**YOUR TASK**
Show each line of the data below that has the string "placeholder" in it.

(MATERIAL FOR THIS TASK begins)

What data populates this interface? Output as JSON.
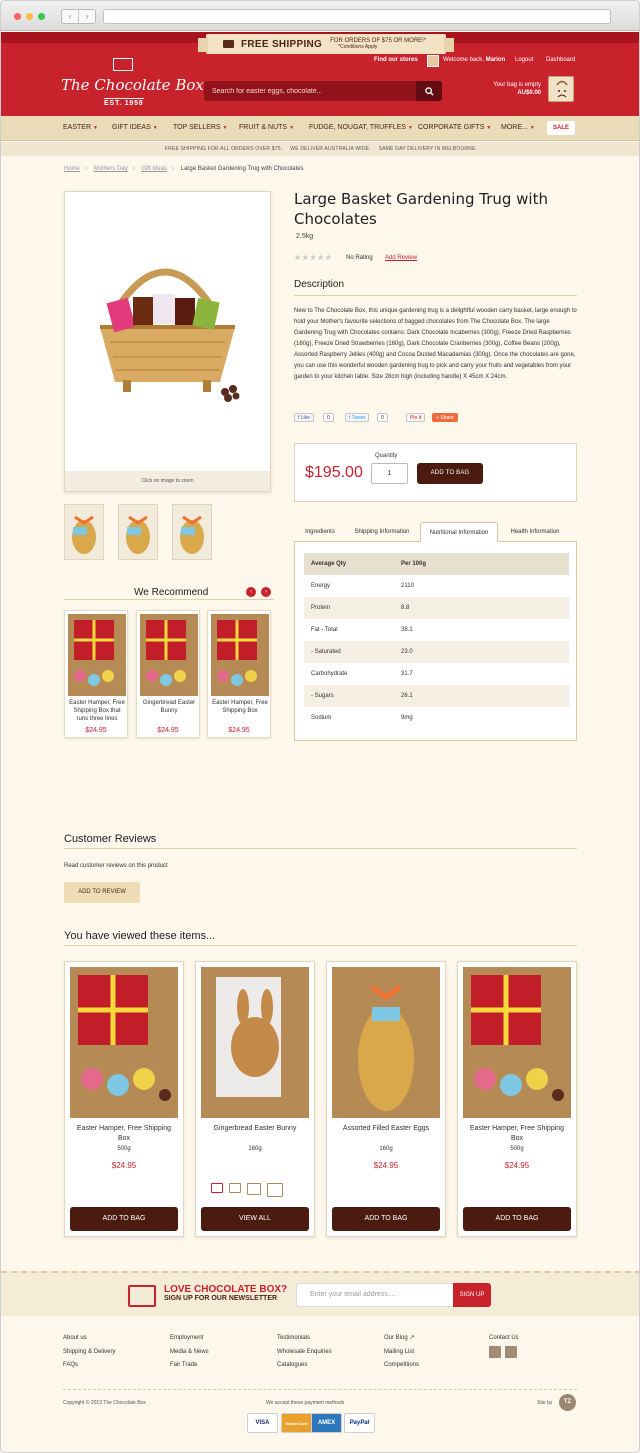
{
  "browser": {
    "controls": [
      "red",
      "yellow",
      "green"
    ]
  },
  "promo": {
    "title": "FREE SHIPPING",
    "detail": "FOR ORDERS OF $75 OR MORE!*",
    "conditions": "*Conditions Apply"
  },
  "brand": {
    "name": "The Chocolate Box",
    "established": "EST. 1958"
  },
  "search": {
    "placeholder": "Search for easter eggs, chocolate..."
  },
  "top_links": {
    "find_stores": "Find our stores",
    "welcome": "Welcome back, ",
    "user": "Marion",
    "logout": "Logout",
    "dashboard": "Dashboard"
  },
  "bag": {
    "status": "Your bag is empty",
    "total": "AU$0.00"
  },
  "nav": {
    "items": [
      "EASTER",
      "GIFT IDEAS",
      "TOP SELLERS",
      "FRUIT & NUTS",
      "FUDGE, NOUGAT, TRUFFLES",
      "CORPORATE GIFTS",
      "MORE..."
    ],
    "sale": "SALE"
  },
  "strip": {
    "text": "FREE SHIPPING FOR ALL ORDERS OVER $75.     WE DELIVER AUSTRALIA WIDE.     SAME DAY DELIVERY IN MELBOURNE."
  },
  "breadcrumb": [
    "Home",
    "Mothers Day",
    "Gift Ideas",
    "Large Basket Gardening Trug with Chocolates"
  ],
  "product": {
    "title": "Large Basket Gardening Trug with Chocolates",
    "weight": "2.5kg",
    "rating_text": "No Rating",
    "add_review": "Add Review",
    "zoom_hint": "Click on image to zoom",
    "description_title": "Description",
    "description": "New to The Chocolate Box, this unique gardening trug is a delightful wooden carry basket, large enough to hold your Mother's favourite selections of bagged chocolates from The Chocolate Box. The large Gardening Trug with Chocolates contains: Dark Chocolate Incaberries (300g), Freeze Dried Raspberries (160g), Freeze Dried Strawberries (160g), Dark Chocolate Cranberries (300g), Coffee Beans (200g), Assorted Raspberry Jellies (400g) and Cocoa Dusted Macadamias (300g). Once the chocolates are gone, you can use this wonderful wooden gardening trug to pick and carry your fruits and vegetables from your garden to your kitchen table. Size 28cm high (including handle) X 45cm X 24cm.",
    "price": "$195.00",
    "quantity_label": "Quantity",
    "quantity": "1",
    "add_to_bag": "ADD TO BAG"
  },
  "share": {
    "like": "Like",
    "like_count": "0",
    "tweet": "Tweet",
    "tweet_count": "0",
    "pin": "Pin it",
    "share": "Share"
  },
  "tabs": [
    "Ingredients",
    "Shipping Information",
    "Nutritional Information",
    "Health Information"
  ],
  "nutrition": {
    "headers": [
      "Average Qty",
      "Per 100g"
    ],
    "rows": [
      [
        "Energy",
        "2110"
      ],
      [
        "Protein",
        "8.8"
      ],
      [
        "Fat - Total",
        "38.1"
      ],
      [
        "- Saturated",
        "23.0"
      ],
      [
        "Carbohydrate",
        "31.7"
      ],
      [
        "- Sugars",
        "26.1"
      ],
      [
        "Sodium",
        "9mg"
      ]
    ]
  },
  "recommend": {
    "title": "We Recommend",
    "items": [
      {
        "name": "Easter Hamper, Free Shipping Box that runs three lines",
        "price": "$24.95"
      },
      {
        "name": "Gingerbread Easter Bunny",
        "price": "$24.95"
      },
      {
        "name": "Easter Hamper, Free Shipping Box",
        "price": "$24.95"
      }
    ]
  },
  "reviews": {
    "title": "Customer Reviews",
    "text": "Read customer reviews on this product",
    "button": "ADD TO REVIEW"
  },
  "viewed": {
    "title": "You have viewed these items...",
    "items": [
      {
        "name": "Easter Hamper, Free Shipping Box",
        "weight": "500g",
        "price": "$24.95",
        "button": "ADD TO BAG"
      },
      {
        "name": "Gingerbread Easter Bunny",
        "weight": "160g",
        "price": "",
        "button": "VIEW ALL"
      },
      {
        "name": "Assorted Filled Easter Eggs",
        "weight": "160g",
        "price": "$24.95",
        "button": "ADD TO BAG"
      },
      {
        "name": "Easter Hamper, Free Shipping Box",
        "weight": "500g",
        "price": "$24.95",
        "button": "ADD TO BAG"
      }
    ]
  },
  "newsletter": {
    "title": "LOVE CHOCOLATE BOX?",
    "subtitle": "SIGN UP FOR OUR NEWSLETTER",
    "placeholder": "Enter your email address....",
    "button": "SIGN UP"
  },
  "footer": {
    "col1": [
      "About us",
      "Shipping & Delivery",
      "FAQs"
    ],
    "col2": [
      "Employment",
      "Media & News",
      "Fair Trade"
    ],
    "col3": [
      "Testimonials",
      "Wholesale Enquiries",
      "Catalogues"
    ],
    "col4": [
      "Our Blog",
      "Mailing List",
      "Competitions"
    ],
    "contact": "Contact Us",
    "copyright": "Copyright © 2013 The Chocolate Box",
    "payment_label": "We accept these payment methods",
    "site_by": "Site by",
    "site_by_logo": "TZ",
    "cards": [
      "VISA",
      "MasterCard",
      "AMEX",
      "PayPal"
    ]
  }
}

(MATERIAL FOR THIS TASK ends)

**EXERCISE OUTPUT**
    "placeholder": "Search for easter eggs, chocolate..."
    "placeholder": "Enter your email address....",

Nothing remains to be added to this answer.